# Exercise aim
Wherever a line holds the string "JSON", copy that line.

-------- Task inputs --------

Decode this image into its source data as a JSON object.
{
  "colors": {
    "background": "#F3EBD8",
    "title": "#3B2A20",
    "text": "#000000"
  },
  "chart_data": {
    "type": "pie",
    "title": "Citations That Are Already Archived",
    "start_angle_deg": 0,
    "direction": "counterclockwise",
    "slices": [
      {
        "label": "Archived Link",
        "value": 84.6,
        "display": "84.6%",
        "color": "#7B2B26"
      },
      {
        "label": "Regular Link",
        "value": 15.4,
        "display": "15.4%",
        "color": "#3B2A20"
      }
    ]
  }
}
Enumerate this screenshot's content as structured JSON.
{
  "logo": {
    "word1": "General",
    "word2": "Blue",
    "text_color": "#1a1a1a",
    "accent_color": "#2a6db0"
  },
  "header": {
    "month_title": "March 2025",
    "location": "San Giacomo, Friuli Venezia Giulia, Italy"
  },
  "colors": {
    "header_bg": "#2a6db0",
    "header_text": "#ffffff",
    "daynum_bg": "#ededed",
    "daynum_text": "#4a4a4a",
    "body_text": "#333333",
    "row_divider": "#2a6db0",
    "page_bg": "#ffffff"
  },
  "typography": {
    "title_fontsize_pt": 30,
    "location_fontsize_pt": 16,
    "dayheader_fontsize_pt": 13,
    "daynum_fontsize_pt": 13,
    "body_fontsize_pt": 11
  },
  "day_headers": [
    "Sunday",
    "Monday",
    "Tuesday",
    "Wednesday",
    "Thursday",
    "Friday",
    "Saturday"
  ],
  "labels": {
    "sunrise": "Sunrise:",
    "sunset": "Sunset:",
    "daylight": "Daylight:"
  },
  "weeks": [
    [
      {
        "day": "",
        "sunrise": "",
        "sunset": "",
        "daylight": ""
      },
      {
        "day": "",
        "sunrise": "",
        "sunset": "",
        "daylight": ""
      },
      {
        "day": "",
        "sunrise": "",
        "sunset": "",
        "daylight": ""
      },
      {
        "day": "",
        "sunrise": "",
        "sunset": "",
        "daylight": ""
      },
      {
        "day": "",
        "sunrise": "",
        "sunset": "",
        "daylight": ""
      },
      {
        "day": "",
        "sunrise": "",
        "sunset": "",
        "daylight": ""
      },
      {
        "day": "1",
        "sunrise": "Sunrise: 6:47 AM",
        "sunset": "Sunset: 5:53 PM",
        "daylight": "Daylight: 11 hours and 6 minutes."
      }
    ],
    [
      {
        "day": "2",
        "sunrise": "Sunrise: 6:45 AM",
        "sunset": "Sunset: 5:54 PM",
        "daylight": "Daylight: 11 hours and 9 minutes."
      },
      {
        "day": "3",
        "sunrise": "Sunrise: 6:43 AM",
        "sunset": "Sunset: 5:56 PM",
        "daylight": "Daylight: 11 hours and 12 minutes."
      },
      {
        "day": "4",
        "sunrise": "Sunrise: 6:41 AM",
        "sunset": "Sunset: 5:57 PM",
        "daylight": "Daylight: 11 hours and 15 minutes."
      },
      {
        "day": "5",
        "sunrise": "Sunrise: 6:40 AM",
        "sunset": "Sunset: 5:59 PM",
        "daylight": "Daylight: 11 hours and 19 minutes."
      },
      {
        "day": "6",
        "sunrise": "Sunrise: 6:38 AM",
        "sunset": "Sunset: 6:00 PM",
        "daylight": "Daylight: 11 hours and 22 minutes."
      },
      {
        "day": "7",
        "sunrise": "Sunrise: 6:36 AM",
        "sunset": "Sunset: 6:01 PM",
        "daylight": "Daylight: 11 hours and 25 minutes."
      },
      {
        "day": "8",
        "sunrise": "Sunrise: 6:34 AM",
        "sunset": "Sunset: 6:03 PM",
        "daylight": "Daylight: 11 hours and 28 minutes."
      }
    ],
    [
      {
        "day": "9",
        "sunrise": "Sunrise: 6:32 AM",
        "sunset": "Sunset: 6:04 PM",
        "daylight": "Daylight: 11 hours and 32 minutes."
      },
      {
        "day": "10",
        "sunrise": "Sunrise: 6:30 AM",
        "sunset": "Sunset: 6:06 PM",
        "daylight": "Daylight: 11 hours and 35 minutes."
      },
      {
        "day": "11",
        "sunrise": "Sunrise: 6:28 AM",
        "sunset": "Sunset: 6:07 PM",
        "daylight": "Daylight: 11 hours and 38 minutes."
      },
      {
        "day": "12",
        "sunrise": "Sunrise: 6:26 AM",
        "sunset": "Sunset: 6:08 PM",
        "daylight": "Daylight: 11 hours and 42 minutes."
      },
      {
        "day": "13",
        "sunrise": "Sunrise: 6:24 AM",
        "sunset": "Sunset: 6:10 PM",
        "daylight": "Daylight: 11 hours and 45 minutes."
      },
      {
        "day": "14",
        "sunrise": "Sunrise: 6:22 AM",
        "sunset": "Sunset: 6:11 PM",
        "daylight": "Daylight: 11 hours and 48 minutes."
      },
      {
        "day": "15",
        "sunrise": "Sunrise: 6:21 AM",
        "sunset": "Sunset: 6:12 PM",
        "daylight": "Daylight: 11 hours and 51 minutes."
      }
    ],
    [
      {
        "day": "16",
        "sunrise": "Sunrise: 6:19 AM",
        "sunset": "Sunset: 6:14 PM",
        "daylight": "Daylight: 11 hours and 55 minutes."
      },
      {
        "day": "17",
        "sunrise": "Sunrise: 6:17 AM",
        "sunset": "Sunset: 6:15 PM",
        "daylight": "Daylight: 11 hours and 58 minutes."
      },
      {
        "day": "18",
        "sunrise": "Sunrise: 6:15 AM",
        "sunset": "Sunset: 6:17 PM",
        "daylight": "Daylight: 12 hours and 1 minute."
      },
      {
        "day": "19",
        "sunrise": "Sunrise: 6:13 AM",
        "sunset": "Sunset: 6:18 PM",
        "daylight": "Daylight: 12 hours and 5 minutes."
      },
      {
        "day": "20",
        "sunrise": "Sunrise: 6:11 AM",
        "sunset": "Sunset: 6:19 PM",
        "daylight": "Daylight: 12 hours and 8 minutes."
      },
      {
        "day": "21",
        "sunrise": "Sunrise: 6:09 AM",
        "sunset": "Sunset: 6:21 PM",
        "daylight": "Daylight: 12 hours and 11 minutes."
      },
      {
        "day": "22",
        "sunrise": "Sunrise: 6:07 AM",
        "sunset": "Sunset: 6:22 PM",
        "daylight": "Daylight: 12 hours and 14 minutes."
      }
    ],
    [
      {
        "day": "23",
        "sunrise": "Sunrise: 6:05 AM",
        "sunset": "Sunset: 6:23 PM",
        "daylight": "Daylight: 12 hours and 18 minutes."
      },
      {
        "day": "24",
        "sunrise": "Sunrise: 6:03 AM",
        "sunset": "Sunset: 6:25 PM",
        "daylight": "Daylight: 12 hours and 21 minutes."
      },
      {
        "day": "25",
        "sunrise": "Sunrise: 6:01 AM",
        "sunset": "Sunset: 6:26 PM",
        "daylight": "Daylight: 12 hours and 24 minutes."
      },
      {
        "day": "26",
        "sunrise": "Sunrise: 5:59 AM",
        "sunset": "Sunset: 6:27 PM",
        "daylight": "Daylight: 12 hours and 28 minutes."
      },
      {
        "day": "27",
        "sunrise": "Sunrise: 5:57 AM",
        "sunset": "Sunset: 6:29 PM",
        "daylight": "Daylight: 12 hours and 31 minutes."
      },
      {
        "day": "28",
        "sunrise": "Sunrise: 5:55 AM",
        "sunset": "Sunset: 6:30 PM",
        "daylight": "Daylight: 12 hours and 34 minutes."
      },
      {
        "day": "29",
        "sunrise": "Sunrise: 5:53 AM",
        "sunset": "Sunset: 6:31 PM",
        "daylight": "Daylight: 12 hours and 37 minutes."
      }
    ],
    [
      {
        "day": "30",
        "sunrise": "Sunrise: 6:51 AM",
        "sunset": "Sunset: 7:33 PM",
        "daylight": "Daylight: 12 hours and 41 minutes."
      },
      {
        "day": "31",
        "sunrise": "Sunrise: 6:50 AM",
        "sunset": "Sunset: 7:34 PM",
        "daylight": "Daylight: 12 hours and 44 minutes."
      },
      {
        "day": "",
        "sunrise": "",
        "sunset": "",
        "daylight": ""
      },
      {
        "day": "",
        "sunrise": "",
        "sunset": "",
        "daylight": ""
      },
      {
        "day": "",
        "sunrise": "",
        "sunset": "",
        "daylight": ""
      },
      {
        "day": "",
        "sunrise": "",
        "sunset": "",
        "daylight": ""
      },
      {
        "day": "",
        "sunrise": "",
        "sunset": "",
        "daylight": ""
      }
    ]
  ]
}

--------

# Task answer
Decode this image into its source data as a JSON object.
Enumerate this screenshot's content as structured JSON.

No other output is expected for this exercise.